Extracted records
━━━━

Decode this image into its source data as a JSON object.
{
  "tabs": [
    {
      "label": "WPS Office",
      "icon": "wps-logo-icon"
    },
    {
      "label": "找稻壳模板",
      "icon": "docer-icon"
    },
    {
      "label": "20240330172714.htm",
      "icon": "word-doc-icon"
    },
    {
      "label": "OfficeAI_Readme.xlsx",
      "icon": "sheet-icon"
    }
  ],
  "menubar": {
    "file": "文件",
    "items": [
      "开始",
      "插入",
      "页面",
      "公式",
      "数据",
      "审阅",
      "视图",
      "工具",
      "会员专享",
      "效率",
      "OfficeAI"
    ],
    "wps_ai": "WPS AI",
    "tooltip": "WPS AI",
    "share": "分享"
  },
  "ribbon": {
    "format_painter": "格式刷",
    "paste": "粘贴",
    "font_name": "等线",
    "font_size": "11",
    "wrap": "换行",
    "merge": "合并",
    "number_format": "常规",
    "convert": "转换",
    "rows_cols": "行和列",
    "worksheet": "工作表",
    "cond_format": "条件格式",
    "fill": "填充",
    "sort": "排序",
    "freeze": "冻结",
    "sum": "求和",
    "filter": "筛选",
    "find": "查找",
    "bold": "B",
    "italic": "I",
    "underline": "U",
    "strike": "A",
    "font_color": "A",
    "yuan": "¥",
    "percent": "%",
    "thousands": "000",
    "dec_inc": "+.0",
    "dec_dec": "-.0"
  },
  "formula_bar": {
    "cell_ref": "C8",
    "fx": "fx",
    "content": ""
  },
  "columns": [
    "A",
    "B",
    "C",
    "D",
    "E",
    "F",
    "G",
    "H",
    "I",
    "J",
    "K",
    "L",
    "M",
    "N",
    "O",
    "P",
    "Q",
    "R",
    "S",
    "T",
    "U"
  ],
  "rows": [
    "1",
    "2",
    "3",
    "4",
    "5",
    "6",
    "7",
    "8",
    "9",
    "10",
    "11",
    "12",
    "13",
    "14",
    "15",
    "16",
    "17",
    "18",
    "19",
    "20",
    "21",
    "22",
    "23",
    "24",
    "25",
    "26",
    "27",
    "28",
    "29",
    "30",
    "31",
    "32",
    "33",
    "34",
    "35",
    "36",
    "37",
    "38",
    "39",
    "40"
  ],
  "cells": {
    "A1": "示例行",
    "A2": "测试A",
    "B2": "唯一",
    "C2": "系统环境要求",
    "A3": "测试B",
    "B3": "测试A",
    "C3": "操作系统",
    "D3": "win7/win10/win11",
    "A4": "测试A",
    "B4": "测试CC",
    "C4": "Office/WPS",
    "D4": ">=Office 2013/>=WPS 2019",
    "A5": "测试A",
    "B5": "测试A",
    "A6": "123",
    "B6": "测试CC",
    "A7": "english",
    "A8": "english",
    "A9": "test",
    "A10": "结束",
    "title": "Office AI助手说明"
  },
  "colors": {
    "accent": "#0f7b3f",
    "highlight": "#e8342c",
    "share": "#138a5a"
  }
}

━━━━

Quote all of the entries exactly as they appear.

Decode this image into its source data as a JSON object.
{
  "tabs": [
    {
      "label": "WPS Office",
      "icon": "wps-logo-icon"
    },
    {
      "label": "找稻壳模板",
      "icon": "docer-icon"
    },
    {
      "label": "20240330172714.htm",
      "icon": "word-doc-icon"
    },
    {
      "label": "OfficeAI_Readme.xlsx",
      "icon": "sheet-icon"
    }
  ],
  "menubar": {
    "file": "文件",
    "items": [
      "开始",
      "插入",
      "页面",
      "公式",
      "数据",
      "审阅",
      "视图",
      "工具",
      "会员专享",
      "效率",
      "OfficeAI"
    ],
    "wps_ai": "WPS AI",
    "tooltip": "WPS AI",
    "share": "分享"
  },
  "ribbon": {
    "format_painter": "格式刷",
    "paste": "粘贴",
    "font_name": "等线",
    "font_size": "11",
    "wrap": "换行",
    "merge": "合并",
    "number_format": "常规",
    "convert": "转换",
    "rows_cols": "行和列",
    "worksheet": "工作表",
    "cond_format": "条件格式",
    "fill": "填充",
    "sort": "排序",
    "freeze": "冻结",
    "sum": "求和",
    "filter": "筛选",
    "find": "查找",
    "bold": "B",
    "italic": "I",
    "underline": "U",
    "strike": "A",
    "font_color": "A",
    "yuan": "¥",
    "percent": "%",
    "thousands": "000",
    "dec_inc": "+.0",
    "dec_dec": "-.0"
  },
  "formula_bar": {
    "cell_ref": "C8",
    "fx": "fx",
    "content": ""
  },
  "columns": [
    "A",
    "B",
    "C",
    "D",
    "E",
    "F",
    "G",
    "H",
    "I",
    "J",
    "K",
    "L",
    "M",
    "N",
    "O",
    "P",
    "Q",
    "R",
    "S",
    "T",
    "U"
  ],
  "rows": [
    "1",
    "2",
    "3",
    "4",
    "5",
    "6",
    "7",
    "8",
    "9",
    "10",
    "11",
    "12",
    "13",
    "14",
    "15",
    "16",
    "17",
    "18",
    "19",
    "20",
    "21",
    "22",
    "23",
    "24",
    "25",
    "26",
    "27",
    "28",
    "29",
    "30",
    "31",
    "32",
    "33",
    "34",
    "35",
    "36",
    "37",
    "38",
    "39",
    "40"
  ],
  "cells": {
    "A1": "示例行",
    "A2": "测试A",
    "B2": "唯一",
    "C2": "系统环境要求",
    "A3": "测试B",
    "B3": "测试A",
    "C3": "操作系统",
    "D3": "win7/win10/win11",
    "A4": "测试A",
    "B4": "测试CC",
    "C4": "Office/WPS",
    "D4": ">=Office 2013/>=WPS 2019",
    "A5": "测试A",
    "B5": "测试A",
    "A6": "123",
    "B6": "测试CC",
    "A7": "english",
    "A8": "english",
    "A9": "test",
    "A10": "结束",
    "title": "Office AI助手说明"
  },
  "colors": {
    "accent": "#0f7b3f",
    "highlight": "#e8342c",
    "share": "#138a5a"
  }
}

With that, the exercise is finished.